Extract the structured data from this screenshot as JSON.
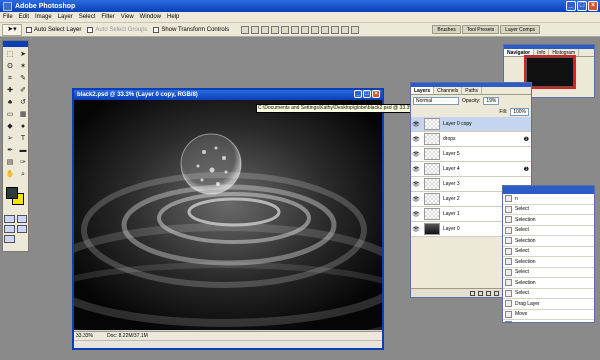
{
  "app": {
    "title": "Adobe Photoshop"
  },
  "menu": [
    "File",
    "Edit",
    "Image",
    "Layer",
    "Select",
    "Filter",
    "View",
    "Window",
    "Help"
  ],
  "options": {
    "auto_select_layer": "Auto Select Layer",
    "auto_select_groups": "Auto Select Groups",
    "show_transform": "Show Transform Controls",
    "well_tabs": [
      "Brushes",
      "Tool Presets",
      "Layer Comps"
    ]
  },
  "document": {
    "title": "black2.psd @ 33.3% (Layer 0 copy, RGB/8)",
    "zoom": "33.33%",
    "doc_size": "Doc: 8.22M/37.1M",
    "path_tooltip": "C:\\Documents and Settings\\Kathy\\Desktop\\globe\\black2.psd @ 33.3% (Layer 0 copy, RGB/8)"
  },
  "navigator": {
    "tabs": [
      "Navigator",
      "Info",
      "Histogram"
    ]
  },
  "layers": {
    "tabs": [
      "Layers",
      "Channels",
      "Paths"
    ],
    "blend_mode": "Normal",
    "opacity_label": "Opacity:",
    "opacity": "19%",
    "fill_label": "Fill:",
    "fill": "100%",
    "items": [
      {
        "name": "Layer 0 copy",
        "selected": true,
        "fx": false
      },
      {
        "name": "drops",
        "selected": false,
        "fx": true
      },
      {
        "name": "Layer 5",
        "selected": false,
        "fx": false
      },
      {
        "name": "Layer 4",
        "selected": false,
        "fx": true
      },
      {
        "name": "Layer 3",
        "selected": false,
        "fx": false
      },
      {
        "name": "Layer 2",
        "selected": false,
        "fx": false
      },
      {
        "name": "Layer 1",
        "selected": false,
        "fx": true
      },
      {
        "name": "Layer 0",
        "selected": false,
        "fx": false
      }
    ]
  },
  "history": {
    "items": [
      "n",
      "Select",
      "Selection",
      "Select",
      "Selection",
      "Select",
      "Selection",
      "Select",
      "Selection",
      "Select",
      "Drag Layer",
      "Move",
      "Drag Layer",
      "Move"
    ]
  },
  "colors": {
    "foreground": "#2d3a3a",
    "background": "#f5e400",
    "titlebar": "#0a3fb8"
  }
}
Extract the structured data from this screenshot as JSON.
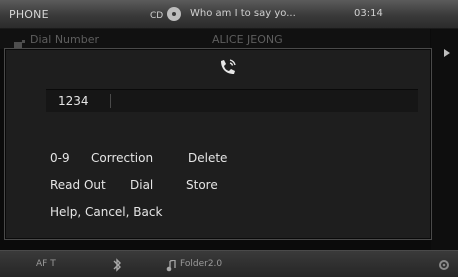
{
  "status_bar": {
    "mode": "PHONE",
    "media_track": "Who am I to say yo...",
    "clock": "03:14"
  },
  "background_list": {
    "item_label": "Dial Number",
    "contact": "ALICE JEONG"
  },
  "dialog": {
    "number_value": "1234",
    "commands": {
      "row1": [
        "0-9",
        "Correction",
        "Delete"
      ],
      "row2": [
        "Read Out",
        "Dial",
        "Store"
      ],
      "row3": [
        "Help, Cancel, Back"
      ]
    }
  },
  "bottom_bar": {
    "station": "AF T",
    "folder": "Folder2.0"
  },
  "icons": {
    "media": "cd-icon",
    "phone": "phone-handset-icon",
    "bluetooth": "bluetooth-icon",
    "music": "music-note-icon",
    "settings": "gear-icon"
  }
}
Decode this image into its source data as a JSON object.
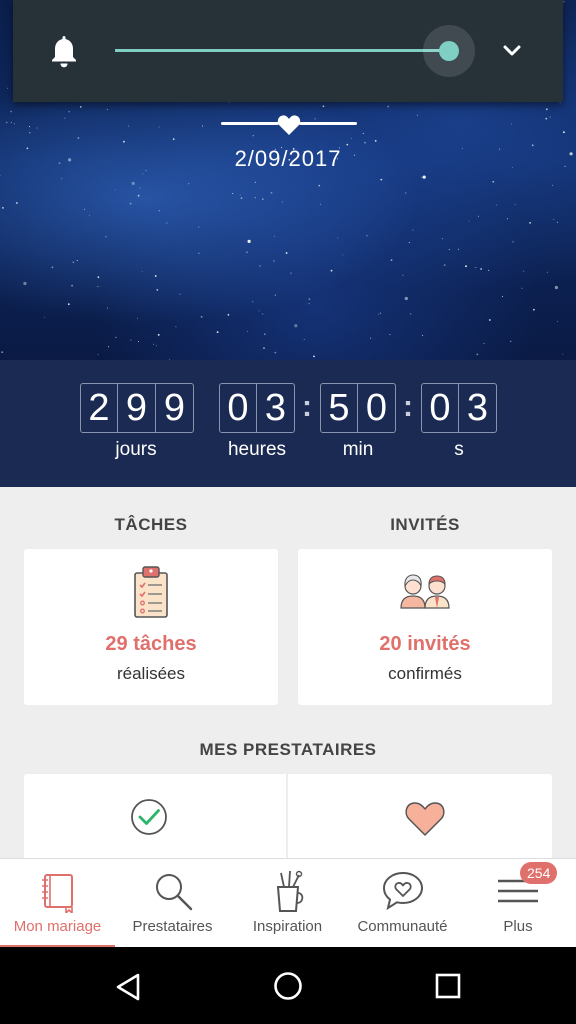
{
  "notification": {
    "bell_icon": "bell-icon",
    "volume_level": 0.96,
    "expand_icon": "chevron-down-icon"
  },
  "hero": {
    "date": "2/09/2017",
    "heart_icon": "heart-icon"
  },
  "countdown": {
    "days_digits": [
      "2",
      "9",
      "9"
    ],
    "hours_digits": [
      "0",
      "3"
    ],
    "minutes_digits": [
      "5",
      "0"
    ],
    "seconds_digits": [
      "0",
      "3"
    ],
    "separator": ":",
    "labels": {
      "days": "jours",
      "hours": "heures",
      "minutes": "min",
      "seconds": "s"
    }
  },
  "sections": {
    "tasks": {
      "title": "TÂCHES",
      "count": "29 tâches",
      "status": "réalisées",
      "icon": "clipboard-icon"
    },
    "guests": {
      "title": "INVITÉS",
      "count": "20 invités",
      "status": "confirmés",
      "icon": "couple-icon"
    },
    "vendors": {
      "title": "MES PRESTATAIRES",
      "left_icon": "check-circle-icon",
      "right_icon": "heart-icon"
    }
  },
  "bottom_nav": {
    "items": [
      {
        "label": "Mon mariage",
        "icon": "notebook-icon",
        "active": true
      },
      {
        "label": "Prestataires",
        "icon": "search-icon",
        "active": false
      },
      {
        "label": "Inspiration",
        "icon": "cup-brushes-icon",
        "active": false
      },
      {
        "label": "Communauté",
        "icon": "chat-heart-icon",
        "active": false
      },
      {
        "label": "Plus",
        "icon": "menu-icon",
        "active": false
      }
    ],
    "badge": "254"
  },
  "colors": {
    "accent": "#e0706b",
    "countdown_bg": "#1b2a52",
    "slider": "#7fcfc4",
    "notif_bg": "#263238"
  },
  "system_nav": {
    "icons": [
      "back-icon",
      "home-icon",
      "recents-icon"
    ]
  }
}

--- EXERCISE GOAL ---
Write the material out again exactly as it appears, dropping the pictures.

--- RESPONSE ---
Extract the structured data from this screenshot as JSON.
{
  "app": {
    "title": "Adobe Photoshop"
  },
  "menu": [
    "File",
    "Edit",
    "Image",
    "Layer",
    "Select",
    "Filter",
    "View",
    "Window",
    "Help"
  ],
  "options": {
    "auto_select_layer": "Auto Select Layer",
    "auto_select_groups": "Auto Select Groups",
    "show_transform": "Show Transform Controls",
    "well_tabs": [
      "Brushes",
      "Tool Presets",
      "Layer Comps"
    ]
  },
  "document": {
    "title": "black2.psd @ 33.3% (Layer 0 copy, RGB/8)",
    "zoom": "33.33%",
    "doc_size": "Doc: 8.22M/37.1M",
    "path_tooltip": "C:\\Documents and Settings\\Kathy\\Desktop\\globe\\black2.psd @ 33.3% (Layer 0 copy, RGB/8)"
  },
  "navigator": {
    "tabs": [
      "Navigator",
      "Info",
      "Histogram"
    ]
  },
  "layers": {
    "tabs": [
      "Layers",
      "Channels",
      "Paths"
    ],
    "blend_mode": "Normal",
    "opacity_label": "Opacity:",
    "opacity": "19%",
    "fill_label": "Fill:",
    "fill": "100%",
    "items": [
      {
        "name": "Layer 0 copy",
        "selected": true,
        "fx": false
      },
      {
        "name": "drops",
        "selected": false,
        "fx": true
      },
      {
        "name": "Layer 5",
        "selected": false,
        "fx": false
      },
      {
        "name": "Layer 4",
        "selected": false,
        "fx": true
      },
      {
        "name": "Layer 3",
        "selected": false,
        "fx": false
      },
      {
        "name": "Layer 2",
        "selected": false,
        "fx": false
      },
      {
        "name": "Layer 1",
        "selected": false,
        "fx": true
      },
      {
        "name": "Layer 0",
        "selected": false,
        "fx": false
      }
    ]
  },
  "history": {
    "items": [
      "n",
      "Select",
      "Selection",
      "Select",
      "Selection",
      "Select",
      "Selection",
      "Select",
      "Selection",
      "Select",
      "Drag Layer",
      "Move",
      "Drag Layer",
      "Move"
    ]
  },
  "colors": {
    "foreground": "#2d3a3a",
    "background": "#f5e400",
    "titlebar": "#0a3fb8"
  }
}
Extract the structured data from this screenshot as JSON.
{
  "status_bar": {
    "mode": "PHONE",
    "media_track": "Who am I to say yo...",
    "clock": "03:14"
  },
  "background_list": {
    "item_label": "Dial Number",
    "contact": "ALICE JEONG"
  },
  "dialog": {
    "number_value": "1234",
    "commands": {
      "row1": [
        "0-9",
        "Correction",
        "Delete"
      ],
      "row2": [
        "Read Out",
        "Dial",
        "Store"
      ],
      "row3": [
        "Help, Cancel, Back"
      ]
    }
  },
  "bottom_bar": {
    "station": "AF T",
    "folder": "Folder2.0"
  },
  "icons": {
    "media": "cd-icon",
    "phone": "phone-handset-icon",
    "bluetooth": "bluetooth-icon",
    "music": "music-note-icon",
    "settings": "gear-icon"
  }
}
Decode this image into its source data as a JSON object.
{
  "notification": {
    "bell_icon": "bell-icon",
    "volume_level": 0.96,
    "expand_icon": "chevron-down-icon"
  },
  "hero": {
    "date": "2/09/2017",
    "heart_icon": "heart-icon"
  },
  "countdown": {
    "days_digits": [
      "2",
      "9",
      "9"
    ],
    "hours_digits": [
      "0",
      "3"
    ],
    "minutes_digits": [
      "5",
      "0"
    ],
    "seconds_digits": [
      "0",
      "3"
    ],
    "separator": ":",
    "labels": {
      "days": "jours",
      "hours": "heures",
      "minutes": "min",
      "seconds": "s"
    }
  },
  "sections": {
    "tasks": {
      "title": "TÂCHES",
      "count": "29 tâches",
      "status": "réalisées",
      "icon": "clipboard-icon"
    },
    "guests": {
      "title": "INVITÉS",
      "count": "20 invités",
      "status": "confirmés",
      "icon": "couple-icon"
    },
    "vendors": {
      "title": "MES PRESTATAIRES",
      "left_icon": "check-circle-icon",
      "right_icon": "heart-icon"
    }
  },
  "bottom_nav": {
    "items": [
      {
        "label": "Mon mariage",
        "icon": "notebook-icon",
        "active": true
      },
      {
        "label": "Prestataires",
        "icon": "search-icon",
        "active": false
      },
      {
        "label": "Inspiration",
        "icon": "cup-brushes-icon",
        "active": false
      },
      {
        "label": "Communauté",
        "icon": "chat-heart-icon",
        "active": false
      },
      {
        "label": "Plus",
        "icon": "menu-icon",
        "active": false
      }
    ],
    "badge": "254"
  },
  "colors": {
    "accent": "#e0706b",
    "countdown_bg": "#1b2a52",
    "slider": "#7fcfc4",
    "notif_bg": "#263238"
  },
  "system_nav": {
    "icons": [
      "back-icon",
      "home-icon",
      "recents-icon"
    ]
  }
}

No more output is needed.